(Records from a collection of figures)

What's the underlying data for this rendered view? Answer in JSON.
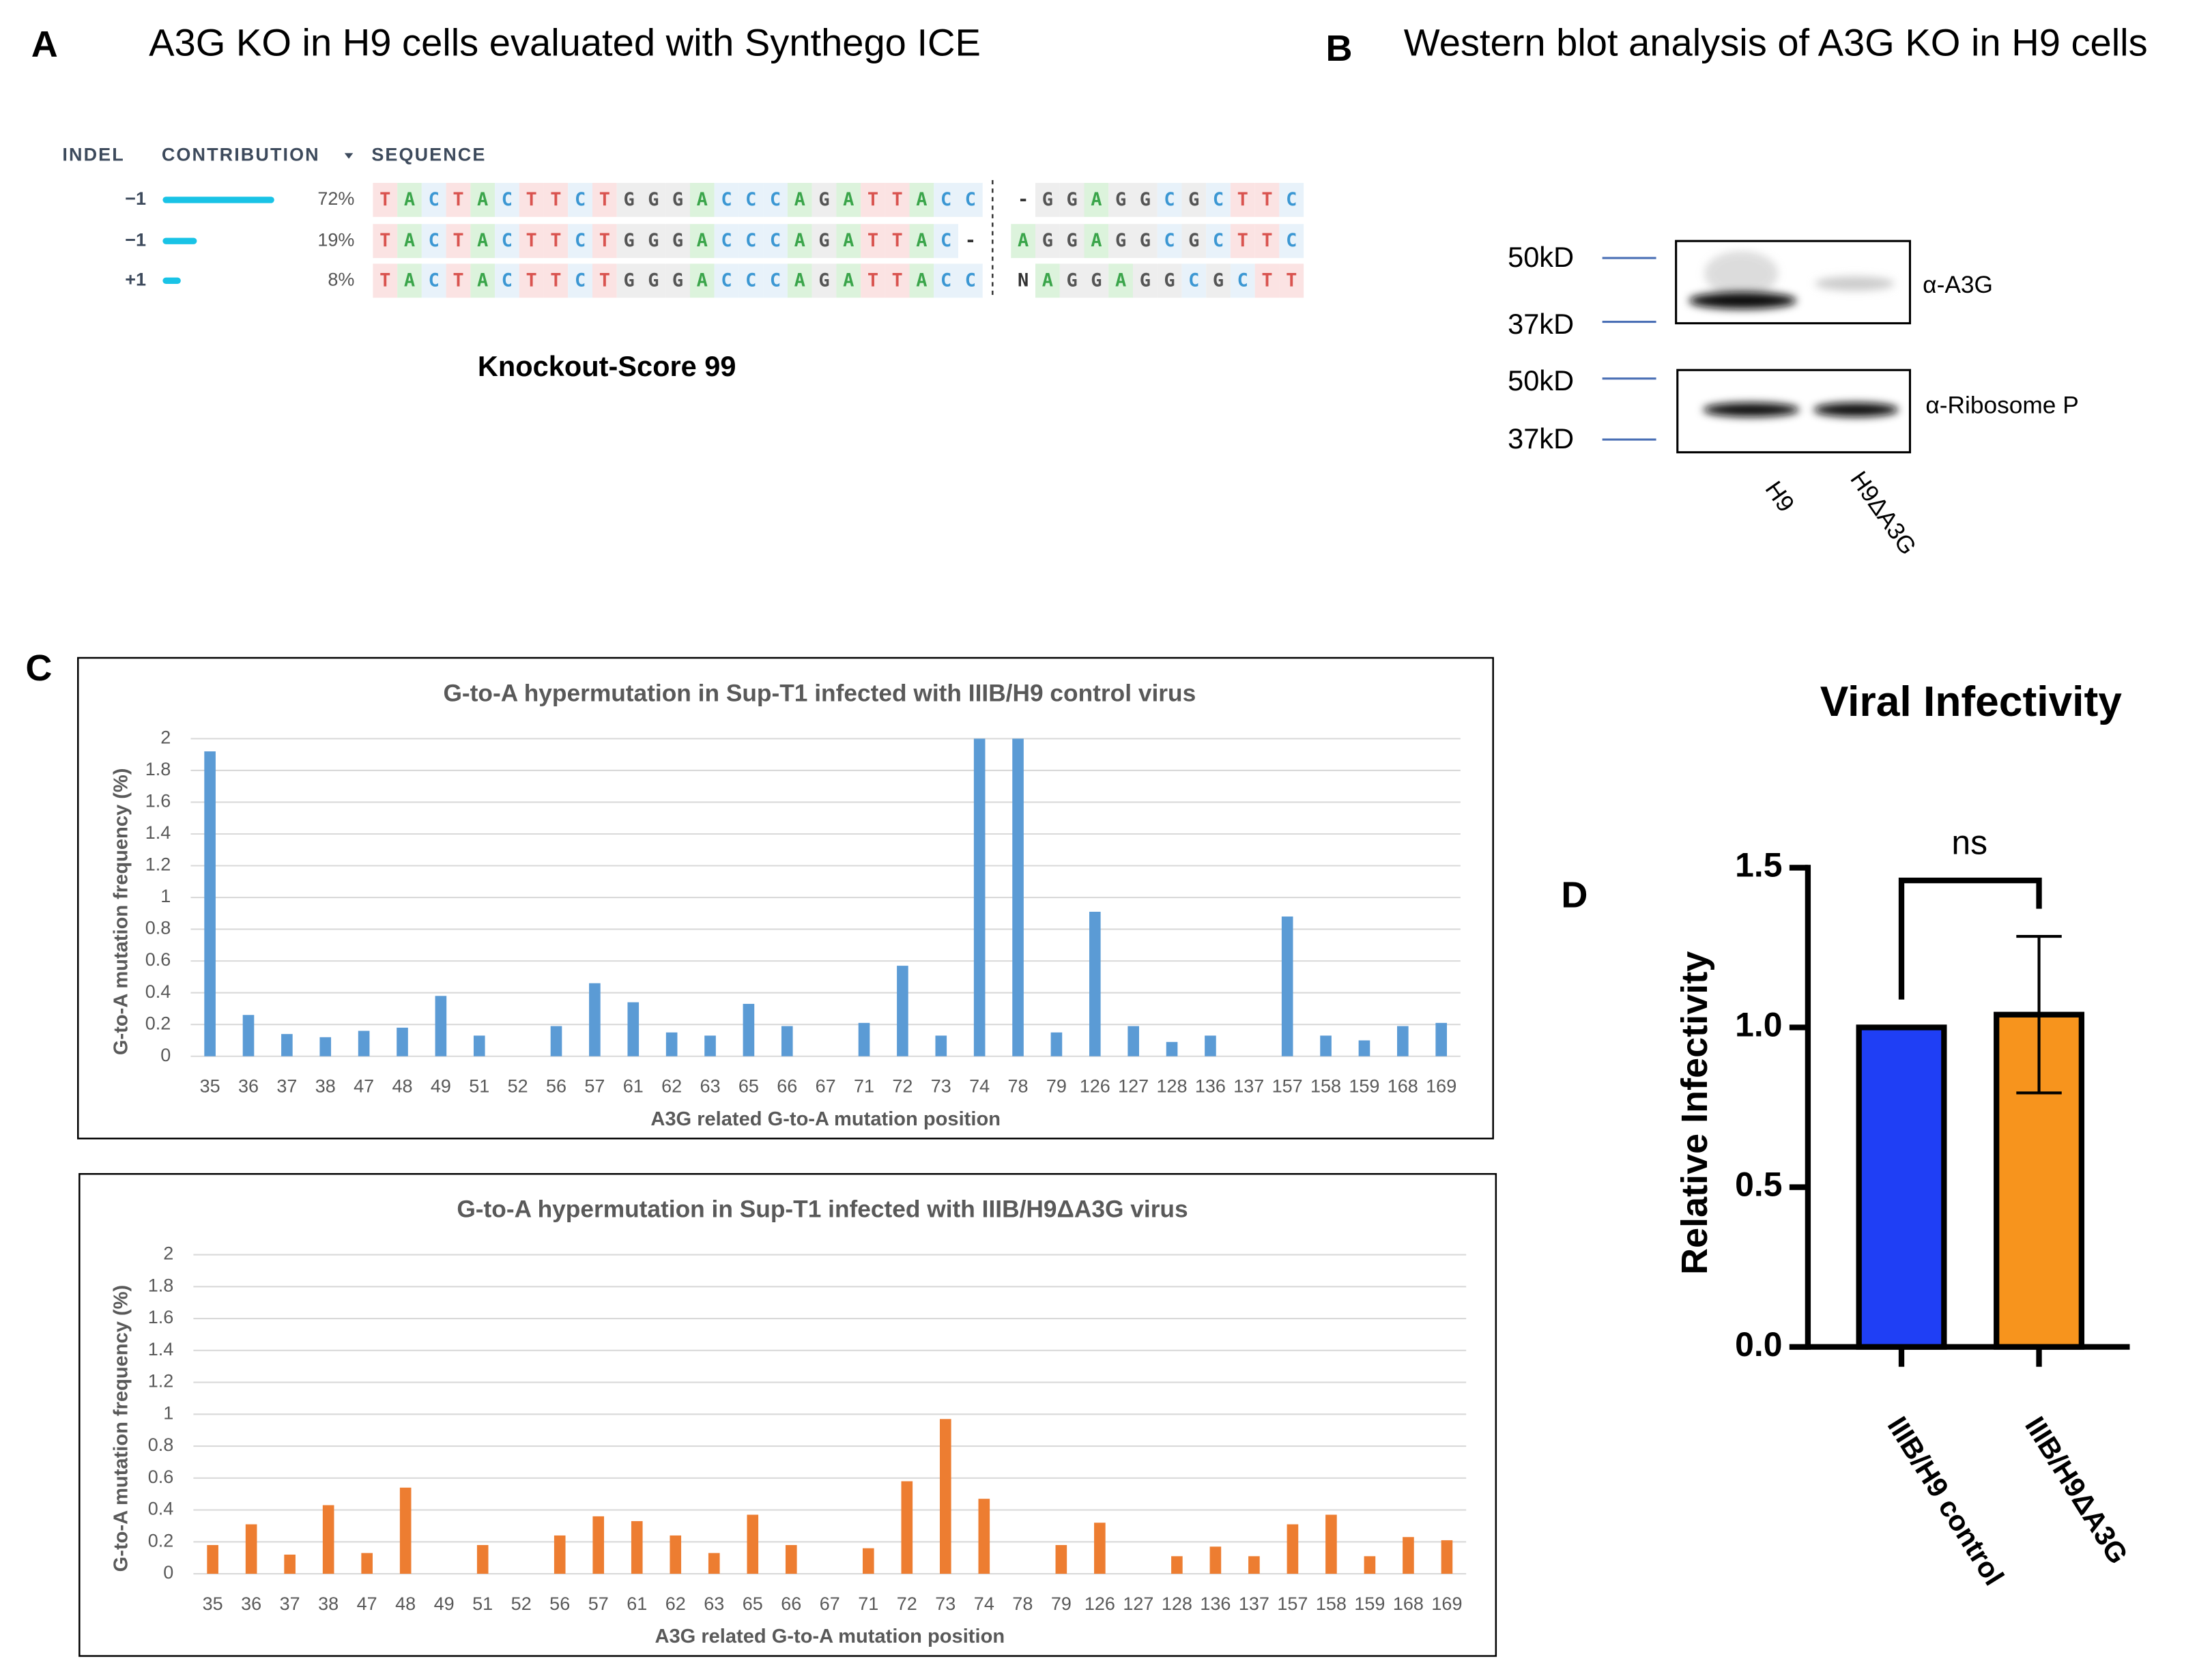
{
  "panel_labels": [
    "A",
    "B",
    "C",
    "D"
  ],
  "panel_a": {
    "title": "A3G KO in H9 cells evaluated with Synthego ICE",
    "headers": [
      "INDEL",
      "CONTRIBUTION",
      "SEQUENCE"
    ],
    "indels": [
      "−1",
      "−1",
      "+1"
    ],
    "contributions": [
      72,
      19,
      8
    ],
    "contribution_labels": [
      "72%",
      "19%",
      "8%"
    ],
    "color": "#19c3e6",
    "sequences_left": [
      "TACTACTTCTGGGACCCAGATTACC",
      "TACTACTTCTGGGACCCAGATTAC-",
      "TACTACTTCTGGGACCCAGATTACC"
    ],
    "sequences_right": [
      "-GGAGGCGCTTC",
      "AGGAGGCGCTTC",
      "NAGGAGGCGCTT"
    ],
    "score": "Knockout-Score 99"
  },
  "panel_b": {
    "title": "Western blot analysis of A3G KO in H9 cells",
    "markers": [
      "50kD",
      "37kD",
      "50kD",
      "37kD"
    ],
    "antibodies": [
      "α-A3G",
      "α-Ribosome P"
    ],
    "lanes": [
      "H9",
      "H9ΔA3G"
    ]
  },
  "chart_data": [
    {
      "type": "bar",
      "title": "G-to-A hypermutation in Sup-T1 infected with IIIB/H9 control virus",
      "x_label": "A3G related G-to-A mutation position",
      "y_label": "G-to-A mutation frequency (%)",
      "categories": [
        "35",
        "36",
        "37",
        "38",
        "47",
        "48",
        "49",
        "51",
        "52",
        "56",
        "57",
        "61",
        "62",
        "63",
        "65",
        "66",
        "67",
        "71",
        "72",
        "73",
        "74",
        "78",
        "79",
        "126",
        "127",
        "128",
        "136",
        "137",
        "157",
        "158",
        "159",
        "168",
        "169"
      ],
      "values": [
        1.92,
        0.26,
        0.14,
        0.12,
        0.16,
        0.18,
        0.38,
        0.13,
        0,
        0.19,
        0.46,
        0.34,
        0.15,
        0.13,
        0.33,
        0.19,
        0,
        0.21,
        0.57,
        0.13,
        2,
        2,
        0.15,
        0.91,
        0.19,
        0.09,
        0.13,
        0,
        0.88,
        0.13,
        0.1,
        0.19,
        0.21
      ],
      "color": "#5b9bd5",
      "ylim": [
        0,
        2
      ],
      "yticks": [
        0,
        0.2,
        0.4,
        0.6,
        0.8,
        1,
        1.2,
        1.4,
        1.6,
        1.8,
        2
      ],
      "grid": true
    },
    {
      "type": "bar",
      "title": "G-to-A hypermutation in Sup-T1 infected with IIIB/H9ΔA3G virus",
      "x_label": "A3G related G-to-A mutation position",
      "y_label": "G-to-A mutation frequency (%)",
      "categories": [
        "35",
        "36",
        "37",
        "38",
        "47",
        "48",
        "49",
        "51",
        "52",
        "56",
        "57",
        "61",
        "62",
        "63",
        "65",
        "66",
        "67",
        "71",
        "72",
        "73",
        "74",
        "78",
        "79",
        "126",
        "127",
        "128",
        "136",
        "137",
        "157",
        "158",
        "159",
        "168",
        "169"
      ],
      "values": [
        0.18,
        0.31,
        0.12,
        0.43,
        0.13,
        0.54,
        0,
        0.18,
        0,
        0.24,
        0.36,
        0.33,
        0.24,
        0.13,
        0.37,
        0.18,
        0,
        0.16,
        0.58,
        0.97,
        0.47,
        0,
        0.18,
        0.32,
        0,
        0.11,
        0.17,
        0.11,
        0.31,
        0.37,
        0.11,
        0.23,
        0.21
      ],
      "color": "#ed7d31",
      "ylim": [
        0,
        2
      ],
      "yticks": [
        0,
        0.2,
        0.4,
        0.6,
        0.8,
        1,
        1.2,
        1.4,
        1.6,
        1.8,
        2
      ],
      "grid": true
    },
    {
      "type": "errorbar",
      "title": "Viral Infectivity",
      "y_label": "Relative Infectivity",
      "categories": [
        "IIIB/H9 control",
        "IIIB/H9ΔA3G"
      ],
      "values": [
        1.0,
        1.04
      ],
      "errors": [
        null,
        0.245
      ],
      "colors": [
        "#1f3ff5",
        "#f7941d"
      ],
      "annotation": "ns",
      "ylim": [
        0,
        1.5
      ],
      "yticks": [
        {
          "value": 0,
          "label": "0.0"
        },
        {
          "value": 0.5,
          "label": "0.5"
        },
        {
          "value": 1.0,
          "label": "1.0"
        },
        {
          "value": 1.5,
          "label": "1.5"
        }
      ],
      "grid": false
    }
  ]
}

• _Action item_
Once the pictures are set aside, transcribe the remaining lines above exactly.

• _Task solution_
What's the underlying data for this rendered view? Answer in JSON.
{
  "panel_labels": [
    "A",
    "B",
    "C",
    "D"
  ],
  "panel_a": {
    "title": "A3G KO in H9 cells evaluated with Synthego ICE",
    "headers": [
      "INDEL",
      "CONTRIBUTION",
      "SEQUENCE"
    ],
    "indels": [
      "−1",
      "−1",
      "+1"
    ],
    "contributions": [
      72,
      19,
      8
    ],
    "contribution_labels": [
      "72%",
      "19%",
      "8%"
    ],
    "color": "#19c3e6",
    "sequences_left": [
      "TACTACTTCTGGGACCCAGATTACC",
      "TACTACTTCTGGGACCCAGATTAC-",
      "TACTACTTCTGGGACCCAGATTACC"
    ],
    "sequences_right": [
      "-GGAGGCGCTTC",
      "AGGAGGCGCTTC",
      "NAGGAGGCGCTT"
    ],
    "score": "Knockout-Score 99"
  },
  "panel_b": {
    "title": "Western blot analysis of A3G KO in H9 cells",
    "markers": [
      "50kD",
      "37kD",
      "50kD",
      "37kD"
    ],
    "antibodies": [
      "α-A3G",
      "α-Ribosome P"
    ],
    "lanes": [
      "H9",
      "H9ΔA3G"
    ]
  },
  "chart_data": [
    {
      "type": "bar",
      "title": "G-to-A hypermutation in Sup-T1 infected with IIIB/H9 control virus",
      "x_label": "A3G related G-to-A mutation position",
      "y_label": "G-to-A mutation frequency (%)",
      "categories": [
        "35",
        "36",
        "37",
        "38",
        "47",
        "48",
        "49",
        "51",
        "52",
        "56",
        "57",
        "61",
        "62",
        "63",
        "65",
        "66",
        "67",
        "71",
        "72",
        "73",
        "74",
        "78",
        "79",
        "126",
        "127",
        "128",
        "136",
        "137",
        "157",
        "158",
        "159",
        "168",
        "169"
      ],
      "values": [
        1.92,
        0.26,
        0.14,
        0.12,
        0.16,
        0.18,
        0.38,
        0.13,
        0,
        0.19,
        0.46,
        0.34,
        0.15,
        0.13,
        0.33,
        0.19,
        0,
        0.21,
        0.57,
        0.13,
        2,
        2,
        0.15,
        0.91,
        0.19,
        0.09,
        0.13,
        0,
        0.88,
        0.13,
        0.1,
        0.19,
        0.21
      ],
      "color": "#5b9bd5",
      "ylim": [
        0,
        2
      ],
      "yticks": [
        0,
        0.2,
        0.4,
        0.6,
        0.8,
        1,
        1.2,
        1.4,
        1.6,
        1.8,
        2
      ],
      "grid": true
    },
    {
      "type": "bar",
      "title": "G-to-A hypermutation in Sup-T1 infected with IIIB/H9ΔA3G virus",
      "x_label": "A3G related G-to-A mutation position",
      "y_label": "G-to-A mutation frequency (%)",
      "categories": [
        "35",
        "36",
        "37",
        "38",
        "47",
        "48",
        "49",
        "51",
        "52",
        "56",
        "57",
        "61",
        "62",
        "63",
        "65",
        "66",
        "67",
        "71",
        "72",
        "73",
        "74",
        "78",
        "79",
        "126",
        "127",
        "128",
        "136",
        "137",
        "157",
        "158",
        "159",
        "168",
        "169"
      ],
      "values": [
        0.18,
        0.31,
        0.12,
        0.43,
        0.13,
        0.54,
        0,
        0.18,
        0,
        0.24,
        0.36,
        0.33,
        0.24,
        0.13,
        0.37,
        0.18,
        0,
        0.16,
        0.58,
        0.97,
        0.47,
        0,
        0.18,
        0.32,
        0,
        0.11,
        0.17,
        0.11,
        0.31,
        0.37,
        0.11,
        0.23,
        0.21
      ],
      "color": "#ed7d31",
      "ylim": [
        0,
        2
      ],
      "yticks": [
        0,
        0.2,
        0.4,
        0.6,
        0.8,
        1,
        1.2,
        1.4,
        1.6,
        1.8,
        2
      ],
      "grid": true
    },
    {
      "type": "errorbar",
      "title": "Viral Infectivity",
      "y_label": "Relative Infectivity",
      "categories": [
        "IIIB/H9 control",
        "IIIB/H9ΔA3G"
      ],
      "values": [
        1.0,
        1.04
      ],
      "errors": [
        null,
        0.245
      ],
      "colors": [
        "#1f3ff5",
        "#f7941d"
      ],
      "annotation": "ns",
      "ylim": [
        0,
        1.5
      ],
      "yticks": [
        {
          "value": 0,
          "label": "0.0"
        },
        {
          "value": 0.5,
          "label": "0.5"
        },
        {
          "value": 1.0,
          "label": "1.0"
        },
        {
          "value": 1.5,
          "label": "1.5"
        }
      ],
      "grid": false
    }
  ]
}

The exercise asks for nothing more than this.